FRAGMENTO PROPORCIONADO =>
:::

Atunes a spinning: pelagic fever

"La primavera, la sangre altera"



Otro año más, los atunes nos deleitaron con sus espectaculares combates, cargados al máximo de adrenalina, potencia y fuerza desbocada, que convierten al atún en el pez deportivo por excelencia, la prueba de fuego para cualquier spinner amante de las sensaciones fuertes. Su paso anual se está convirtiendo en la gran cita esperada, y ya casi podemos hablar del atún rojo como uno de los peces referentes de nuestra realidad pesquera.


En los últimos años, cada primavera se acercan a la costa para alimentarse de las grandes masas de medusas, krill y cupleidos. El presente 2010 no iba a ser menos y allí estuvimos, de nuevo, para disfrutar al máximo de su pesca, que despierta en nosotros gran pasión, admiración y respeto. Sin lugar a dudas, se trata de la mejor oportunidad que tenemos para disfrutar de la pesca extrema, sin necesidad de coger un avión y viajar al Trópico.

:::

(Datos de segmentación de páginas)
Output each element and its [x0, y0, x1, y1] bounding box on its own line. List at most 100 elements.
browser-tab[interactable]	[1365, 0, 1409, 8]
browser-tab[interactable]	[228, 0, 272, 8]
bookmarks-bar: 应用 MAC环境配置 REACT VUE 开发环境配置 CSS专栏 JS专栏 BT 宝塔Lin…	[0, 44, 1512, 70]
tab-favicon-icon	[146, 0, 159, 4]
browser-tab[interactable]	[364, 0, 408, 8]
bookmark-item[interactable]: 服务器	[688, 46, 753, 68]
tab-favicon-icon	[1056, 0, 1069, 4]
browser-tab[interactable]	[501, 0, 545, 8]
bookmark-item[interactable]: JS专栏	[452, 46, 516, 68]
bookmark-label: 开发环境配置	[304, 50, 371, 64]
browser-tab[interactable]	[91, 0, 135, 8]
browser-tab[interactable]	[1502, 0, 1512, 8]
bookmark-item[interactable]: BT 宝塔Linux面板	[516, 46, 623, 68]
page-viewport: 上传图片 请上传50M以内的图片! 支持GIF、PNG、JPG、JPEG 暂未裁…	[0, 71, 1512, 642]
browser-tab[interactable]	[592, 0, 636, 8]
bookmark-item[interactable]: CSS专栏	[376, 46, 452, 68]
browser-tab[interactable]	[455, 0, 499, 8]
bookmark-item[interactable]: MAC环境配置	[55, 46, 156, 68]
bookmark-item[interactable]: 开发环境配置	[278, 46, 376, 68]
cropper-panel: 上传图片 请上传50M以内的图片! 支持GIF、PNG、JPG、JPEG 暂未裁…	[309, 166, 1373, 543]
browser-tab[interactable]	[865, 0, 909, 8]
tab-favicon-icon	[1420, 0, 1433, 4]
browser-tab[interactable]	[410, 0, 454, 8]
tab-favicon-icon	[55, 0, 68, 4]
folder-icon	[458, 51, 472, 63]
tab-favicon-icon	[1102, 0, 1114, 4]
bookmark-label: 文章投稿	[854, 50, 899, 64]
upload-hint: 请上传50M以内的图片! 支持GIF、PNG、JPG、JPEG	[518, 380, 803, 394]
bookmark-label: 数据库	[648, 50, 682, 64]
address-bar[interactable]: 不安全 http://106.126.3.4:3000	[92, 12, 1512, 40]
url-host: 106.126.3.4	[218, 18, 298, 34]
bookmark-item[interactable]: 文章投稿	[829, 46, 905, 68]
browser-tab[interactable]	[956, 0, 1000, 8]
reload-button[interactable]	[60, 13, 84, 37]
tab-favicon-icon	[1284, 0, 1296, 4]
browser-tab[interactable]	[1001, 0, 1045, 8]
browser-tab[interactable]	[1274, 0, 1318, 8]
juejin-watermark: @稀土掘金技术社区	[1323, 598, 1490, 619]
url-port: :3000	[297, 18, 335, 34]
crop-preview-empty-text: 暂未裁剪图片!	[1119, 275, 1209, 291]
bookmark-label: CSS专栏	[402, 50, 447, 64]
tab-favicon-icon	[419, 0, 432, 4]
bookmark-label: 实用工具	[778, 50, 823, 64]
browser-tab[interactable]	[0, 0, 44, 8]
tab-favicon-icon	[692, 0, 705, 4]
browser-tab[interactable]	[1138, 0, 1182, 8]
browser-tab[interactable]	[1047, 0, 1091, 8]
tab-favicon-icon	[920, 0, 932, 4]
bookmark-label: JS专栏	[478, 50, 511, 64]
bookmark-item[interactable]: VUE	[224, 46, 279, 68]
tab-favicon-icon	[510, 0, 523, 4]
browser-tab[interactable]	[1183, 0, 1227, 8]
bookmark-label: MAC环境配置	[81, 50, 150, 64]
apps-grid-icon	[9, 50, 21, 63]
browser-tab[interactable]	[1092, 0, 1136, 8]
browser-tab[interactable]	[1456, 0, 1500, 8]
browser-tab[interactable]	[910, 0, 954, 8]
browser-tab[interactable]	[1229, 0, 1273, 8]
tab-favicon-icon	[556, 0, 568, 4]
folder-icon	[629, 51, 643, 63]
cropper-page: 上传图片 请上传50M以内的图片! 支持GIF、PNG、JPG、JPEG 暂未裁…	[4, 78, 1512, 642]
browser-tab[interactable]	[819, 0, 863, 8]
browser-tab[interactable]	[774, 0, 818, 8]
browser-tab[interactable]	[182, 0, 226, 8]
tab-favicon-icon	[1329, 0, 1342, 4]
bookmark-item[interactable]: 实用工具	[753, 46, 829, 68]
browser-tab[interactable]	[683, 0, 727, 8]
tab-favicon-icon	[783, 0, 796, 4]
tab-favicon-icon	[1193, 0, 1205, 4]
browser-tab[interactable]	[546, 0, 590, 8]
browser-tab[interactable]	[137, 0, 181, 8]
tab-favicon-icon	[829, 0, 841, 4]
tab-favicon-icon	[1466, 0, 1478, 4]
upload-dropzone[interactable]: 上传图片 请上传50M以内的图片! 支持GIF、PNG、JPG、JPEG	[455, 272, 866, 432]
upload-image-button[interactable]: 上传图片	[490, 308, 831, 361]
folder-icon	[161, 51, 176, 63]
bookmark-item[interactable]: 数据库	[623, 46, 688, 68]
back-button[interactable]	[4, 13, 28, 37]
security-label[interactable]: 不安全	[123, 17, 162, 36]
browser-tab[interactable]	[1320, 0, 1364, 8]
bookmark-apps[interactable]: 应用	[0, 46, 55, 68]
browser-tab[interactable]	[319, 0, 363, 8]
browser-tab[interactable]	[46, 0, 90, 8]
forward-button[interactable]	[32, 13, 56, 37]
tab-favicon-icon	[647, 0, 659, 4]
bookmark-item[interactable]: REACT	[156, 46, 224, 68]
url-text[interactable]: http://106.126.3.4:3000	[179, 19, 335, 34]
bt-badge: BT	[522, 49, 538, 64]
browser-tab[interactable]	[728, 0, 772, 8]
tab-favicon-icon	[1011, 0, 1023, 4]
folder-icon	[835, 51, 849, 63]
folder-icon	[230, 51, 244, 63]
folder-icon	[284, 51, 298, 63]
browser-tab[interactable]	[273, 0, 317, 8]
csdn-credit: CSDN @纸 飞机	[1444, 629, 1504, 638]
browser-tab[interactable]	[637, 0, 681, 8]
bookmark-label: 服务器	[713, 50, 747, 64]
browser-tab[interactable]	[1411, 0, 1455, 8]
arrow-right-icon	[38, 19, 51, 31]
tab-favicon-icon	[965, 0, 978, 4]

:::

INSTRUCCIONES =>
1. Copia del texto sobre la pesca de atunes a spinning el tramo que empieza en "Atunes a spinning: pelagic" y llega hasta "nuestra realidad pesquera.", incluidas ambas partes.
2. Sigue escribiendo el texto sobre la pesca de atunes a spinning a partir de su última oración.

LISTA DE RESPUESTAS =>
1.
Atunes a spinning: pelagic fever

"La primavera, la sangre altera"



Otro año más, los atunes nos deleitaron con sus espectaculares combates, cargados al máximo de adrenalina, potencia y fuerza desbocada, que convierten al atún en el pez deportivo por excelencia, la prueba de fuego para cualquier spinner amante de las sensaciones fuertes. Su paso anual se está convirtiendo en la gran cita esperada, y ya casi podemos hablar del atún rojo como uno de los peces referentes de nuestra realidad pesquera.

2.
Atunes en superficie, ¡cómo no!

Todos los atunes fueron capturados como marcan los cánones y como más nos gusta: a spinning con señuelos de superficie. De los ataques, qué decir, fueron sencillamente espectaculares. Explosiones de unos dos metros de diámetro, con salpicaduras que se elevan otro tanto, como si un sofá acabase de caer al agua procedente del cielo. La palabra para describirlo es: brutal. Las carreras de estos peces son increíbles, no hay pez que ponga los equipos en tal tesitura límite de principio a fin del combate.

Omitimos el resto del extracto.